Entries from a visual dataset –
--- Start ---
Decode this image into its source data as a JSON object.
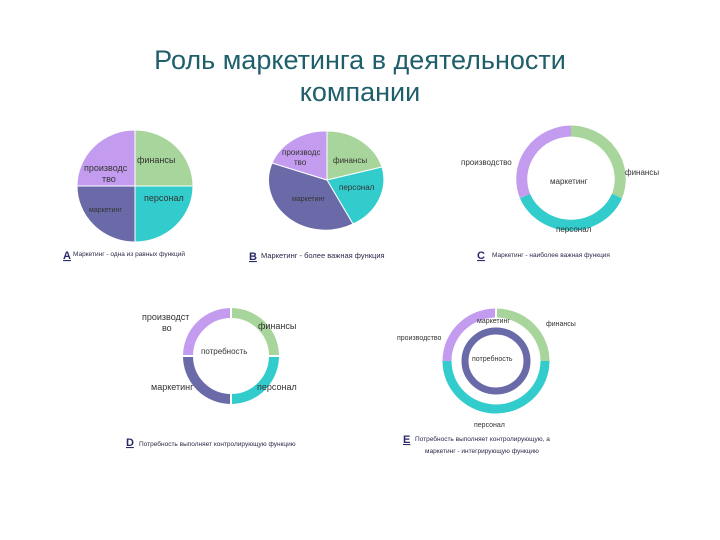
{
  "title": {
    "line1": "Роль маркетинга в деятельности",
    "line2": "компании"
  },
  "colors": {
    "finance": "#a7d59b",
    "personnel": "#33cccc",
    "marketing": "#6a6aa8",
    "production": "#c39cf0",
    "title": "#1f5f6b"
  },
  "diagrams": {
    "a": {
      "letter": "A",
      "caption": "Маркетинг - одна из равных функций",
      "labels": {
        "finance": "финансы",
        "personnel": "персонал",
        "marketing": "маркетинг",
        "production_1": "производс",
        "production_2": "тво"
      }
    },
    "b": {
      "letter": "B",
      "caption": "Маркетинг - более важная функция",
      "labels": {
        "finance": "финансы",
        "personnel": "персонал",
        "marketing": "маркетинг",
        "production_1": "производс",
        "production_2": "тво"
      }
    },
    "c": {
      "letter": "C",
      "caption": "Маркетинг - наиболее важная функция",
      "labels": {
        "production": "производство",
        "finance": "финансы",
        "marketing": "маркетинг",
        "personnel": "персонал"
      }
    },
    "d": {
      "letter": "D",
      "caption": "Потребность выполняет контролирующую функцию",
      "labels": {
        "production_1": "производст",
        "production_2": "во",
        "finance": "финансы",
        "need": "потребность",
        "marketing": "маркетинг",
        "personnel": "персонал"
      }
    },
    "e": {
      "letter": "E",
      "caption_1": "Потребность выполняет контролирующую, а",
      "caption_2": "маркетинг - интегрирующую функцию",
      "labels": {
        "marketing": "маркетинг",
        "finance": "финансы",
        "production": "производство",
        "need": "потребность",
        "personnel": "персонал"
      }
    }
  }
}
--- End ---
AIM – Count how many lines above include the word "выполняет" and answer with that figure only.

COMPLETED TASK – 2